Path: utzoo!utgpu!news-server.csri.toronto.edu!rpi!usc!elroy.jpl.nasa.gov!decwrl!asylum!osc!jgk
From: jgk@osc.COM (Joe Keane)
Newsgroups: comp.lang.misc
Subject: Re: Dynamic typing (part 3)
Summary: Declare variables in blocks.
Keywords: scope
Message-ID: <4716@osc.COM>
Date: 3 Apr 91 23:24:59 GMT
References: <815@optima.cs.arizona.edu> <W+3AE38@xds13.ferranti.com> <20MAR91.08580313@uc780.umd.edu> <JT4AE6F@xds13.ferranti.com> <21MAR91.23594992@uc780.umd.edu> <IA6A5Q4@xds13.ferranti.com> <22MAR91.20485982@uc780.umd.edu> <039AIL3@xds13.ferranti.com>
Reply-To: jgk@osc.COM (Joe Keane)
Organization: Versant Object Technology, Menlo Park, CA
Lines: 327

In article <22MAR91.20485982@uc780.umd.edu> cs450a03@uc780.umd.edu writes:
>Generally, each assignment to a variable is unique.  (I try not to
>re-assign, and when I do, I try and make sure re-executing that
>section of code would not cause a problem).  Exception made for loop
>counters, but not for other assignments made within the loop.

In article <039AIL3@xds13.ferranti.com> peter@ficc.ferranti.com (Peter da
Silva) writes:
>This is an unusual coding style, in my experience. Are you actually
>limitin assignments, or are you hiding those assignments in call by
>reference? Perhaps a code fragment would help.

I don't think this is so unusual.  I do the same thing to a large extent when
programming in C or C++.  Perhaps it could be my exposure to functional
languages, but i find that this approach goes well with C too.  I'm not strict
about it, but i find that almost all variables can be done this way.  We have
to make a few exceptions, which i'll describe later.

There's another thing i do which goes together with this.  I generally try to
keep variables' scope as small as possible.  For example, if a variable is
used inside a loop but it's not carried between iterations, then i can declare
it inside the loop body.  Given the `small as possible' rule, that means i
should declare it there.  Sometimes i make blocks just to declare variables
in.  This may sound crazy, but it makes sense because these blocks generally
correspond to some conceptual operation.

I think the result is that code written this way is easier to read and
understand what's going on.  By making the lifetime of a variable clear, you
help the human reader understand the general structure of the algorithm.
Optimizing compilers can figure it out too, but people don't want to spend
time doing this.

• **Data excerpt**
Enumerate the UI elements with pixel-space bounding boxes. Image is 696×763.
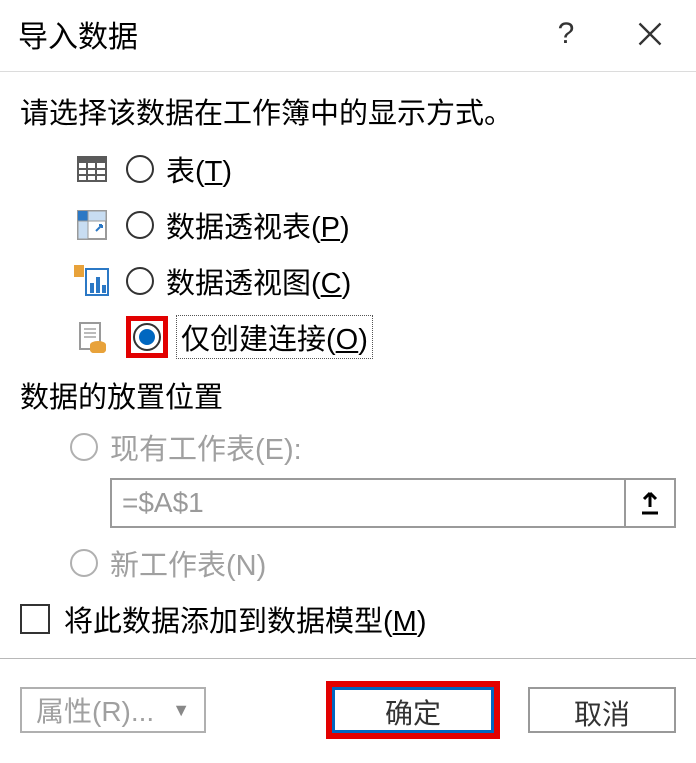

• **Task instructions**
1. In the Usenet post on variable scope, where does the writer declare a variable that is used inside a loop but not carried between iterations?
2. Print the part of the Usenet post on variable scope starting with "Keywords: scope" and going on through "within the loop.".
3. List every message ID in the References header of the Usenet post on variable scope.

• **Solutions to the exercise**
1. Inside the loop body.

2.
Keywords: scope
Message-ID: <4716@osc.COM>
Date: 3 Apr 91 23:24:59 GMT
References: <815@optima.cs.arizona.edu> <W+3AE38@xds13.ferranti.com> <20MAR91.08580313@uc780.umd.edu> <JT4AE6F@xds13.ferranti.com> <21MAR91.23594992@uc780.umd.edu> <IA6A5Q4@xds13.ferranti.com> <22MAR91.20485982@uc780.umd.edu> <039AIL3@xds13.ferranti.com>
Reply-To: jgk@osc.COM (Joe Keane)
Organization: Versant Object Technology, Menlo Park, CA
Lines: 327

In article <22MAR91.20485982@uc780.umd.edu> cs450a03@uc780.umd.edu writes:
>Generally, each assignment to a variable is unique.  (I try not to
>re-assign, and when I do, I try and make sure re-executing that
>section of code would not cause a problem).  Exception made for loop
>counters, but not for other assignments made within the loop.

3.
<815@optima.cs.arizona.edu>
<W+3AE38@xds13.ferranti.com>
<20MAR91.08580313@uc780.umd.edu>
<JT4AE6F@xds13.ferranti.com>
<21MAR91.23594992@uc780.umd.edu>
<IA6A5Q4@xds13.ferranti.com>
<22MAR91.20485982@uc780.umd.edu>
<039AIL3@xds13.ferranti.com>